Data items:
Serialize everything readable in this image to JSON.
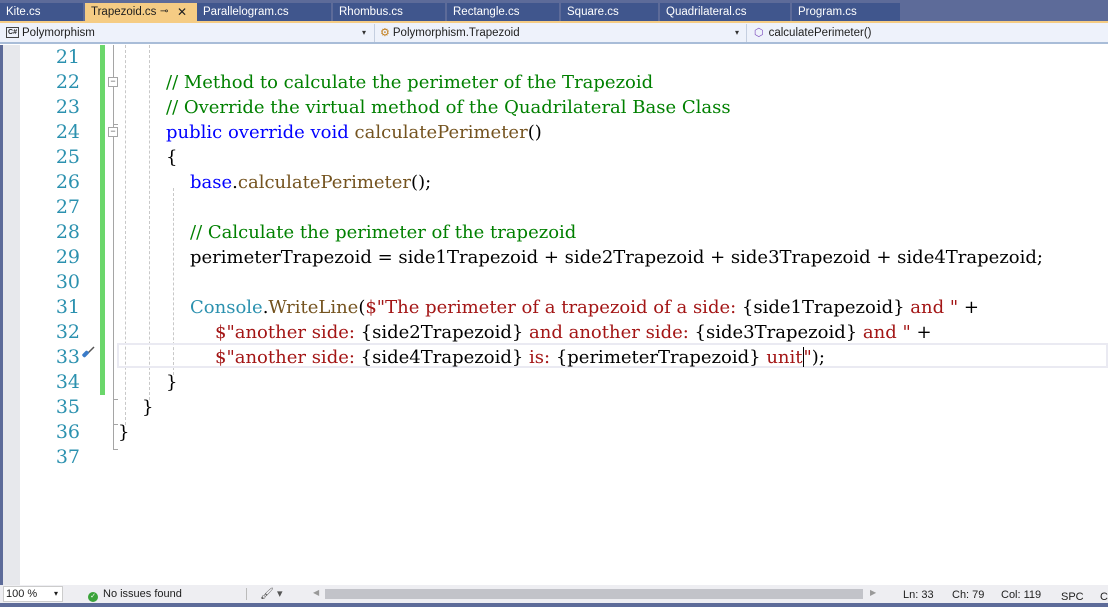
{
  "tabs": [
    {
      "label": "Kite.cs",
      "active": false
    },
    {
      "label": "Trapezoid.cs",
      "active": true,
      "pin_icon": "⊸",
      "close_icon": "✕"
    },
    {
      "label": "Parallelogram.cs",
      "active": false
    },
    {
      "label": "Rhombus.cs",
      "active": false
    },
    {
      "label": "Rectangle.cs",
      "active": false
    },
    {
      "label": "Square.cs",
      "active": false
    },
    {
      "label": "Quadrilateral.cs",
      "active": false
    },
    {
      "label": "Program.cs",
      "active": false
    }
  ],
  "navbar": {
    "project": {
      "icon": "C#",
      "label": "Polymorphism"
    },
    "type": {
      "icon": "class-icon",
      "label": "Polymorphism.Trapezoid"
    },
    "member": {
      "icon": "method-icon",
      "label": "calculatePerimeter()"
    },
    "caret": "▾"
  },
  "editor": {
    "line_numbers": [
      "21",
      "22",
      "23",
      "24",
      "25",
      "26",
      "27",
      "28",
      "29",
      "30",
      "31",
      "32",
      "33",
      "34",
      "35",
      "36",
      "37"
    ],
    "current_line": 33,
    "lines": [
      {
        "n": 21,
        "tokens": []
      },
      {
        "n": 22,
        "tokens": [
          {
            "t": "// Method to calculate the perimeter of the Trapezoid",
            "c": "cm"
          }
        ]
      },
      {
        "n": 23,
        "tokens": [
          {
            "t": "// Override the virtual method of the Quadrilateral Base Class",
            "c": "cm"
          }
        ]
      },
      {
        "n": 24,
        "tokens": [
          {
            "t": "public",
            "c": "kw"
          },
          {
            "t": " "
          },
          {
            "t": "override",
            "c": "kw"
          },
          {
            "t": " "
          },
          {
            "t": "void",
            "c": "kw"
          },
          {
            "t": " "
          },
          {
            "t": "calculatePerimeter",
            "c": "fn"
          },
          {
            "t": "()"
          }
        ]
      },
      {
        "n": 25,
        "tokens": [
          {
            "t": "{"
          }
        ]
      },
      {
        "n": 26,
        "tokens": [
          {
            "t": "base",
            "c": "kw"
          },
          {
            "t": "."
          },
          {
            "t": "calculatePerimeter",
            "c": "fn"
          },
          {
            "t": "();"
          }
        ]
      },
      {
        "n": 27,
        "tokens": []
      },
      {
        "n": 28,
        "tokens": [
          {
            "t": "// Calculate the perimeter of the trapezoid",
            "c": "cm"
          }
        ]
      },
      {
        "n": 29,
        "tokens": [
          {
            "t": "perimeterTrapezoid = side1Trapezoid + side2Trapezoid + side3Trapezoid + side4Trapezoid;"
          }
        ]
      },
      {
        "n": 30,
        "tokens": []
      },
      {
        "n": 31,
        "tokens": [
          {
            "t": "Console",
            "c": "ty"
          },
          {
            "t": "."
          },
          {
            "t": "WriteLine",
            "c": "fn"
          },
          {
            "t": "("
          },
          {
            "t": "$\"The perimeter of a trapezoid of a side: ",
            "c": "st"
          },
          {
            "t": "{side1Trapezoid}"
          },
          {
            "t": " and \"",
            "c": "st"
          },
          {
            "t": " +"
          }
        ]
      },
      {
        "n": 32,
        "tokens": [
          {
            "t": "$\"another side: ",
            "c": "st"
          },
          {
            "t": "{side2Trapezoid}"
          },
          {
            "t": " and another side: ",
            "c": "st"
          },
          {
            "t": "{side3Trapezoid}"
          },
          {
            "t": " and \"",
            "c": "st"
          },
          {
            "t": " +"
          }
        ]
      },
      {
        "n": 33,
        "tokens": [
          {
            "t": "$\"another side: ",
            "c": "st"
          },
          {
            "t": "{side4Trapezoid}"
          },
          {
            "t": " is: ",
            "c": "st"
          },
          {
            "t": "{perimeterTrapezoid}"
          },
          {
            "t": " unit",
            "c": "st"
          },
          {
            "t": "|caret|"
          },
          {
            "t": "\"",
            "c": "st"
          },
          {
            "t": ");"
          }
        ]
      },
      {
        "n": 34,
        "tokens": [
          {
            "t": "}"
          }
        ]
      },
      {
        "n": 35,
        "tokens": [
          {
            "t": "}"
          }
        ]
      },
      {
        "n": 36,
        "tokens": [
          {
            "t": "}"
          }
        ]
      },
      {
        "n": 37,
        "tokens": []
      }
    ]
  },
  "statusbar": {
    "zoom": "100 %",
    "issues": "No issues found",
    "ln": "Ln: 33",
    "ch": "Ch: 79",
    "col": "Col: 119",
    "spc": "SPC",
    "crlf": "C"
  },
  "colors": {
    "keyword": "#0000ff",
    "comment": "#008000",
    "method": "#74531f",
    "type": "#2b91af",
    "string": "#a31515",
    "active_tab": "#f5cc84",
    "tab_strip": "#5d6b99",
    "change_bar": "#6bd76b"
  }
}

Exercise:
Copy out every line in the listing where the word "label" appears.

Final answer:
      "label": "Kite.cs",
      "label": "Trapezoid.cs",
      "label": "Parallelogram.cs",
      "label": "Rhombus.cs",
      "label": "Rectangle.cs",
      "label": "Square.cs",
      "label": "Quadrilateral.cs",
      "label": "Program.cs",
      "label": "Polymorphism"
      "label": "Polymorphism.Trapezoid"
      "label": "calculatePerimeter()"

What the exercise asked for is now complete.